* **SHORT PROBLEM**
Quote all of the data exactly as given. Skip every picture it contains.

* **SUPPLIED DATA**
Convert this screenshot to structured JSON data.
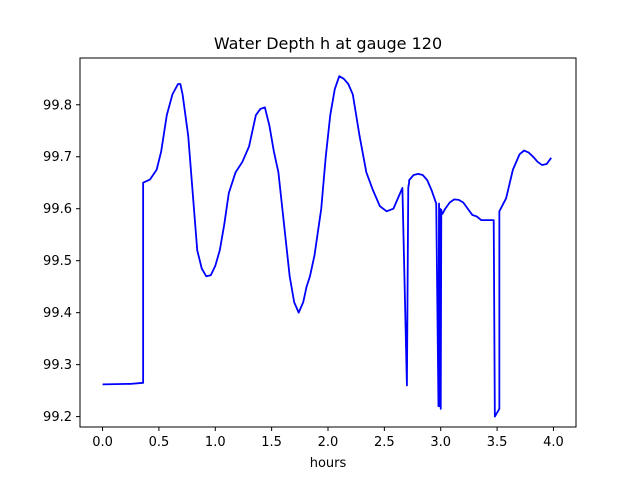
{
  "chart_data": {
    "type": "line",
    "title": "Water Depth h at gauge 120",
    "xlabel": "hours",
    "ylabel": "",
    "xlim": [
      -0.2,
      4.2
    ],
    "ylim": [
      99.18,
      99.89
    ],
    "xticks": [
      0.0,
      0.5,
      1.0,
      1.5,
      2.0,
      2.5,
      3.0,
      3.5,
      4.0
    ],
    "xtick_labels": [
      "0.0",
      "0.5",
      "1.0",
      "1.5",
      "2.0",
      "2.5",
      "3.0",
      "3.5",
      "4.0"
    ],
    "yticks": [
      99.2,
      99.3,
      99.4,
      99.5,
      99.6,
      99.7,
      99.8
    ],
    "ytick_labels": [
      "99.2",
      "99.3",
      "99.4",
      "99.5",
      "99.6",
      "99.7",
      "99.8"
    ],
    "grid": false,
    "series": [
      {
        "color": "#0000ff",
        "x": [
          0.0,
          0.25,
          0.36,
          0.36,
          0.42,
          0.48,
          0.52,
          0.57,
          0.62,
          0.67,
          0.69,
          0.71,
          0.76,
          0.8,
          0.84,
          0.88,
          0.92,
          0.96,
          1.0,
          1.04,
          1.08,
          1.12,
          1.18,
          1.24,
          1.3,
          1.36,
          1.4,
          1.44,
          1.48,
          1.52,
          1.56,
          1.62,
          1.66,
          1.7,
          1.74,
          1.78,
          1.81,
          1.84,
          1.88,
          1.94,
          1.98,
          2.02,
          2.06,
          2.1,
          2.14,
          2.18,
          2.22,
          2.28,
          2.34,
          2.4,
          2.46,
          2.52,
          2.58,
          2.63,
          2.66,
          2.7,
          2.712,
          2.715,
          2.72,
          2.72,
          2.76,
          2.8,
          2.84,
          2.88,
          2.92,
          2.96,
          2.98,
          2.985,
          2.99,
          2.995,
          3.0,
          3.005,
          3.01,
          3.015,
          3.02,
          3.04,
          3.08,
          3.12,
          3.16,
          3.2,
          3.24,
          3.28,
          3.32,
          3.36,
          3.4,
          3.44,
          3.47,
          3.48,
          3.48,
          3.52,
          3.52,
          3.58,
          3.64,
          3.7,
          3.74,
          3.78,
          3.82,
          3.86,
          3.9,
          3.94,
          3.98
        ],
        "y": [
          99.262,
          99.263,
          99.265,
          99.65,
          99.656,
          99.675,
          99.71,
          99.78,
          99.82,
          99.84,
          99.84,
          99.82,
          99.74,
          99.63,
          99.52,
          99.485,
          99.47,
          99.472,
          99.49,
          99.52,
          99.57,
          99.63,
          99.67,
          99.69,
          99.72,
          99.78,
          99.792,
          99.795,
          99.76,
          99.71,
          99.67,
          99.55,
          99.47,
          99.42,
          99.4,
          99.42,
          99.45,
          99.47,
          99.51,
          99.6,
          99.7,
          99.78,
          99.83,
          99.855,
          99.85,
          99.84,
          99.82,
          99.74,
          99.67,
          99.635,
          99.605,
          99.595,
          99.6,
          99.625,
          99.64,
          99.26,
          99.64,
          99.645,
          99.65,
          99.655,
          99.665,
          99.667,
          99.665,
          99.655,
          99.635,
          99.61,
          99.22,
          99.61,
          99.22,
          99.6,
          99.215,
          99.598,
          99.59,
          99.59,
          99.592,
          99.6,
          99.612,
          99.618,
          99.617,
          99.612,
          99.6,
          99.588,
          99.585,
          99.578,
          99.578,
          99.578,
          99.578,
          99.2,
          99.2,
          99.215,
          99.595,
          99.62,
          99.675,
          99.705,
          99.712,
          99.708,
          99.7,
          99.69,
          99.684,
          99.686,
          99.698
        ]
      }
    ]
  }
}
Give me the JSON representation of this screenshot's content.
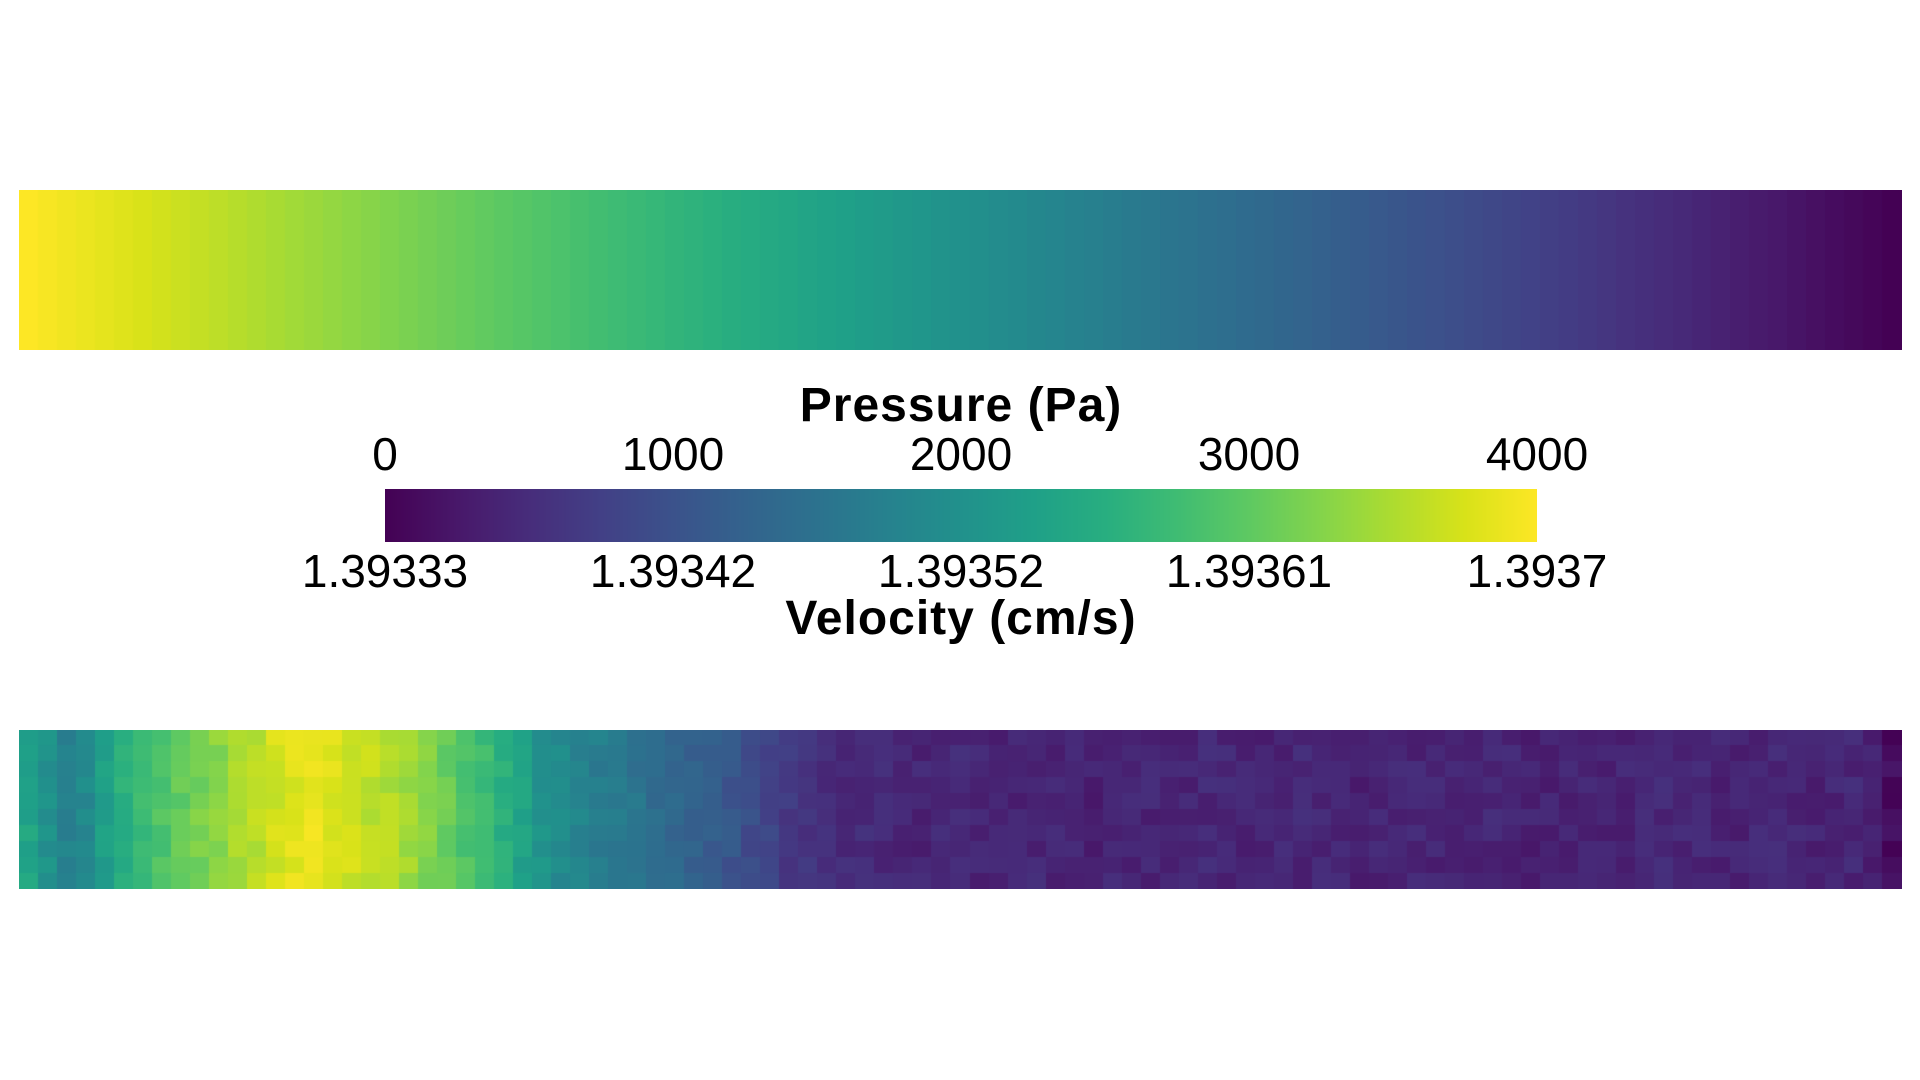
{
  "page": {
    "background_color": "#ffffff",
    "text_color": "#000000"
  },
  "legend": {
    "pressure_title": "Pressure (Pa)",
    "pressure_ticks": [
      "0",
      "1000",
      "2000",
      "3000",
      "4000"
    ],
    "velocity_ticks": [
      "1.39333",
      "1.39342",
      "1.39352",
      "1.39361",
      "1.3937"
    ],
    "velocity_title": "Velocity (cm/s)"
  },
  "colormap": {
    "name": "viridis",
    "stops": [
      [
        0.0,
        "#440154"
      ],
      [
        0.0625,
        "#48186a"
      ],
      [
        0.125,
        "#472d7b"
      ],
      [
        0.1875,
        "#424086"
      ],
      [
        0.25,
        "#3b528b"
      ],
      [
        0.3125,
        "#33638d"
      ],
      [
        0.375,
        "#2c728e"
      ],
      [
        0.4375,
        "#26828e"
      ],
      [
        0.5,
        "#21918c"
      ],
      [
        0.5625,
        "#1fa088"
      ],
      [
        0.625,
        "#28ae80"
      ],
      [
        0.6875,
        "#3fbc73"
      ],
      [
        0.75,
        "#5ec962"
      ],
      [
        0.8125,
        "#84d44b"
      ],
      [
        0.875,
        "#addc30"
      ],
      [
        0.9375,
        "#d8e219"
      ],
      [
        1.0,
        "#fde725"
      ]
    ]
  },
  "chart_data": [
    {
      "type": "heatmap",
      "name": "pressure_field",
      "title": "Pressure (Pa)",
      "colormap": "viridis",
      "vmin": 0,
      "vmax": 4000,
      "orientation": "horizontal-strip",
      "columns": 99,
      "rows": 1,
      "profile": "linear",
      "value_left": 4000,
      "value_right": 0
    },
    {
      "type": "heatmap",
      "name": "velocity_field",
      "title": "Velocity (cm/s)",
      "colormap": "viridis",
      "vmin": 1.39333,
      "vmax": 1.3937,
      "orientation": "horizontal-strip",
      "grid": {
        "cols": 99,
        "rows": 10
      },
      "cell_noise_amplitude": 0.03,
      "column_values_normalized": [
        0.58,
        0.5,
        0.44,
        0.47,
        0.56,
        0.63,
        0.67,
        0.72,
        0.76,
        0.79,
        0.82,
        0.86,
        0.89,
        0.93,
        0.95,
        0.97,
        0.94,
        0.92,
        0.9,
        0.88,
        0.85,
        0.81,
        0.77,
        0.72,
        0.68,
        0.63,
        0.57,
        0.51,
        0.47,
        0.44,
        0.42,
        0.4,
        0.38,
        0.36,
        0.33,
        0.31,
        0.28,
        0.26,
        0.23,
        0.2,
        0.17,
        0.14,
        0.13,
        0.12,
        0.115,
        0.11,
        0.105,
        0.1,
        0.105,
        0.11,
        0.1,
        0.095,
        0.1,
        0.105,
        0.1,
        0.095,
        0.09,
        0.1,
        0.105,
        0.1,
        0.095,
        0.1,
        0.11,
        0.105,
        0.1,
        0.095,
        0.1,
        0.105,
        0.1,
        0.095,
        0.09,
        0.1,
        0.11,
        0.105,
        0.1,
        0.095,
        0.1,
        0.105,
        0.1,
        0.09,
        0.095,
        0.1,
        0.105,
        0.1,
        0.095,
        0.1,
        0.11,
        0.105,
        0.1,
        0.095,
        0.09,
        0.1,
        0.105,
        0.1,
        0.095,
        0.1,
        0.105,
        0.09,
        0.03
      ]
    },
    {
      "type": "colorbar",
      "name": "shared_colorbar",
      "colormap": "viridis",
      "top_scale": {
        "title": "Pressure (Pa)",
        "ticks": [
          0,
          1000,
          2000,
          3000,
          4000
        ]
      },
      "bottom_scale": {
        "title": "Velocity (cm/s)",
        "ticks": [
          1.39333,
          1.39342,
          1.39352,
          1.39361,
          1.3937
        ]
      }
    }
  ]
}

* **EXERCISE RESULT**
Convert this screenshot to structured JSON data.
{
  "chart_data": {
    "type": "line",
    "title": "Water Depth h at gauge 120",
    "xlabel": "hours",
    "ylabel": "",
    "xlim": [
      -0.2,
      4.2
    ],
    "ylim": [
      99.18,
      99.89
    ],
    "xticks": [
      0.0,
      0.5,
      1.0,
      1.5,
      2.0,
      2.5,
      3.0,
      3.5,
      4.0
    ],
    "xtick_labels": [
      "0.0",
      "0.5",
      "1.0",
      "1.5",
      "2.0",
      "2.5",
      "3.0",
      "3.5",
      "4.0"
    ],
    "yticks": [
      99.2,
      99.3,
      99.4,
      99.5,
      99.6,
      99.7,
      99.8
    ],
    "ytick_labels": [
      "99.2",
      "99.3",
      "99.4",
      "99.5",
      "99.6",
      "99.7",
      "99.8"
    ],
    "grid": false,
    "series": [
      {
        "color": "#0000ff",
        "x": [
          0.0,
          0.25,
          0.36,
          0.36,
          0.42,
          0.48,
          0.52,
          0.57,
          0.62,
          0.67,
          0.69,
          0.71,
          0.76,
          0.8,
          0.84,
          0.88,
          0.92,
          0.96,
          1.0,
          1.04,
          1.08,
          1.12,
          1.18,
          1.24,
          1.3,
          1.36,
          1.4,
          1.44,
          1.48,
          1.52,
          1.56,
          1.62,
          1.66,
          1.7,
          1.74,
          1.78,
          1.81,
          1.84,
          1.88,
          1.94,
          1.98,
          2.02,
          2.06,
          2.1,
          2.14,
          2.18,
          2.22,
          2.28,
          2.34,
          2.4,
          2.46,
          2.52,
          2.58,
          2.63,
          2.66,
          2.7,
          2.712,
          2.715,
          2.72,
          2.72,
          2.76,
          2.8,
          2.84,
          2.88,
          2.92,
          2.96,
          2.98,
          2.985,
          2.99,
          2.995,
          3.0,
          3.005,
          3.01,
          3.015,
          3.02,
          3.04,
          3.08,
          3.12,
          3.16,
          3.2,
          3.24,
          3.28,
          3.32,
          3.36,
          3.4,
          3.44,
          3.47,
          3.48,
          3.48,
          3.52,
          3.52,
          3.58,
          3.64,
          3.7,
          3.74,
          3.78,
          3.82,
          3.86,
          3.9,
          3.94,
          3.98
        ],
        "y": [
          99.262,
          99.263,
          99.265,
          99.65,
          99.656,
          99.675,
          99.71,
          99.78,
          99.82,
          99.84,
          99.84,
          99.82,
          99.74,
          99.63,
          99.52,
          99.485,
          99.47,
          99.472,
          99.49,
          99.52,
          99.57,
          99.63,
          99.67,
          99.69,
          99.72,
          99.78,
          99.792,
          99.795,
          99.76,
          99.71,
          99.67,
          99.55,
          99.47,
          99.42,
          99.4,
          99.42,
          99.45,
          99.47,
          99.51,
          99.6,
          99.7,
          99.78,
          99.83,
          99.855,
          99.85,
          99.84,
          99.82,
          99.74,
          99.67,
          99.635,
          99.605,
          99.595,
          99.6,
          99.625,
          99.64,
          99.26,
          99.64,
          99.645,
          99.65,
          99.655,
          99.665,
          99.667,
          99.665,
          99.655,
          99.635,
          99.61,
          99.22,
          99.61,
          99.22,
          99.6,
          99.215,
          99.598,
          99.59,
          99.59,
          99.592,
          99.6,
          99.612,
          99.618,
          99.617,
          99.612,
          99.6,
          99.588,
          99.585,
          99.578,
          99.578,
          99.578,
          99.578,
          99.2,
          99.2,
          99.215,
          99.595,
          99.62,
          99.675,
          99.705,
          99.712,
          99.708,
          99.7,
          99.69,
          99.684,
          99.686,
          99.698
        ]
      }
    ]
  }
}
Give me the JSON representation of this screenshot's content.
{
  "page": {
    "background_color": "#ffffff",
    "text_color": "#000000"
  },
  "legend": {
    "pressure_title": "Pressure (Pa)",
    "pressure_ticks": [
      "0",
      "1000",
      "2000",
      "3000",
      "4000"
    ],
    "velocity_ticks": [
      "1.39333",
      "1.39342",
      "1.39352",
      "1.39361",
      "1.3937"
    ],
    "velocity_title": "Velocity (cm/s)"
  },
  "colormap": {
    "name": "viridis",
    "stops": [
      [
        0.0,
        "#440154"
      ],
      [
        0.0625,
        "#48186a"
      ],
      [
        0.125,
        "#472d7b"
      ],
      [
        0.1875,
        "#424086"
      ],
      [
        0.25,
        "#3b528b"
      ],
      [
        0.3125,
        "#33638d"
      ],
      [
        0.375,
        "#2c728e"
      ],
      [
        0.4375,
        "#26828e"
      ],
      [
        0.5,
        "#21918c"
      ],
      [
        0.5625,
        "#1fa088"
      ],
      [
        0.625,
        "#28ae80"
      ],
      [
        0.6875,
        "#3fbc73"
      ],
      [
        0.75,
        "#5ec962"
      ],
      [
        0.8125,
        "#84d44b"
      ],
      [
        0.875,
        "#addc30"
      ],
      [
        0.9375,
        "#d8e219"
      ],
      [
        1.0,
        "#fde725"
      ]
    ]
  },
  "chart_data": [
    {
      "type": "heatmap",
      "name": "pressure_field",
      "title": "Pressure (Pa)",
      "colormap": "viridis",
      "vmin": 0,
      "vmax": 4000,
      "orientation": "horizontal-strip",
      "columns": 99,
      "rows": 1,
      "profile": "linear",
      "value_left": 4000,
      "value_right": 0
    },
    {
      "type": "heatmap",
      "name": "velocity_field",
      "title": "Velocity (cm/s)",
      "colormap": "viridis",
      "vmin": 1.39333,
      "vmax": 1.3937,
      "orientation": "horizontal-strip",
      "grid": {
        "cols": 99,
        "rows": 10
      },
      "cell_noise_amplitude": 0.03,
      "column_values_normalized": [
        0.58,
        0.5,
        0.44,
        0.47,
        0.56,
        0.63,
        0.67,
        0.72,
        0.76,
        0.79,
        0.82,
        0.86,
        0.89,
        0.93,
        0.95,
        0.97,
        0.94,
        0.92,
        0.9,
        0.88,
        0.85,
        0.81,
        0.77,
        0.72,
        0.68,
        0.63,
        0.57,
        0.51,
        0.47,
        0.44,
        0.42,
        0.4,
        0.38,
        0.36,
        0.33,
        0.31,
        0.28,
        0.26,
        0.23,
        0.2,
        0.17,
        0.14,
        0.13,
        0.12,
        0.115,
        0.11,
        0.105,
        0.1,
        0.105,
        0.11,
        0.1,
        0.095,
        0.1,
        0.105,
        0.1,
        0.095,
        0.09,
        0.1,
        0.105,
        0.1,
        0.095,
        0.1,
        0.11,
        0.105,
        0.1,
        0.095,
        0.1,
        0.105,
        0.1,
        0.095,
        0.09,
        0.1,
        0.11,
        0.105,
        0.1,
        0.095,
        0.1,
        0.105,
        0.1,
        0.09,
        0.095,
        0.1,
        0.105,
        0.1,
        0.095,
        0.1,
        0.11,
        0.105,
        0.1,
        0.095,
        0.09,
        0.1,
        0.105,
        0.1,
        0.095,
        0.1,
        0.105,
        0.09,
        0.03
      ]
    },
    {
      "type": "colorbar",
      "name": "shared_colorbar",
      "colormap": "viridis",
      "top_scale": {
        "title": "Pressure (Pa)",
        "ticks": [
          0,
          1000,
          2000,
          3000,
          4000
        ]
      },
      "bottom_scale": {
        "title": "Velocity (cm/s)",
        "ticks": [
          1.39333,
          1.39342,
          1.39352,
          1.39361,
          1.3937
        ]
      }
    }
  ]
}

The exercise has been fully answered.